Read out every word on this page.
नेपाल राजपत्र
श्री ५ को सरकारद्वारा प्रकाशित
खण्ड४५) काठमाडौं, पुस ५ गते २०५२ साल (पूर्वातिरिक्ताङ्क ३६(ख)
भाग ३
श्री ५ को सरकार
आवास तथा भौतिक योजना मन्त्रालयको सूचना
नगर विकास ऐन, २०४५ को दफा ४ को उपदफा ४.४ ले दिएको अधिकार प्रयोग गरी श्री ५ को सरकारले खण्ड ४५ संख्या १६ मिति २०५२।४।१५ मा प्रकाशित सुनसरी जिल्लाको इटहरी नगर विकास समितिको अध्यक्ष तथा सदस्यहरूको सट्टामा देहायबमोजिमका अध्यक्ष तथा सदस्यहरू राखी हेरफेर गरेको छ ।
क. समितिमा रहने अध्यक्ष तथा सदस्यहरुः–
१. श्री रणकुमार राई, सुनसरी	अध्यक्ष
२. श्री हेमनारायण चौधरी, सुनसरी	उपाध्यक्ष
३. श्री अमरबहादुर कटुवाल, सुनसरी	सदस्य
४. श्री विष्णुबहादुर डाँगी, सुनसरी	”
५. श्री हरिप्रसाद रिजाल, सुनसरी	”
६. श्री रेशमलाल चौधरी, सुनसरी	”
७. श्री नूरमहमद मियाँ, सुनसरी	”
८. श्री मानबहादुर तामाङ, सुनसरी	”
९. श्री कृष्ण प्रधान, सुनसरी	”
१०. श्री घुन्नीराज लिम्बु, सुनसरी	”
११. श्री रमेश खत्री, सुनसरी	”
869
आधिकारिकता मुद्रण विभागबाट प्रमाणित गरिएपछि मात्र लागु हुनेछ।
■ ■ ■
*EXERCISE INSTRUCTIONS:*
Print the whole listing exactly as it is.

*TASK OUTPUT:*
Read out every word on this page.
नेपाल राजपत्र
श्री ५ को सरकारद्वारा प्रकाशित
खण्ड४५) काठमाडौं, पुस ५ गते २०५२ साल (पूर्वातिरिक्ताङ्क ३६(ख)
भाग ३
श्री ५ को सरकार
आवास तथा भौतिक योजना मन्त्रालयको सूचना
नगर विकास ऐन, २०४५ को दफा ४ को उपदफा ४.४ ले दिएको अधिकार प्रयोग गरी श्री ५ को सरकारले खण्ड ४५ संख्या १६ मिति २०५२।४।१५ मा प्रकाशित सुनसरी जिल्लाको इटहरी नगर विकास समितिको अध्यक्ष तथा सदस्यहरूको सट्टामा देहायबमोजिमका अध्यक्ष तथा सदस्यहरू राखी हेरफेर गरेको छ ।
क. समितिमा रहने अध्यक्ष तथा सदस्यहरुः–
१. श्री रणकुमार राई, सुनसरी	अध्यक्ष
२. श्री हेमनारायण चौधरी, सुनसरी	उपाध्यक्ष
३. श्री अमरबहादुर कटुवाल, सुनसरी	सदस्य
४. श्री विष्णुबहादुर डाँगी, सुनसरी	”
५. श्री हरिप्रसाद रिजाल, सुनसरी	”
६. श्री रेशमलाल चौधरी, सुनसरी	”
७. श्री नूरमहमद मियाँ, सुनसरी	”
८. श्री मानबहादुर तामाङ, सुनसरी	”
९. श्री कृष्ण प्रधान, सुनसरी	”
१०. श्री घुन्नीराज लिम्बु, सुनसरी	”
११. श्री रमेश खत्री, सुनसरी	”
869
आधिकारिकता मुद्रण विभागबाट प्रमाणित गरिएपछि मात्र लागु हुनेछ।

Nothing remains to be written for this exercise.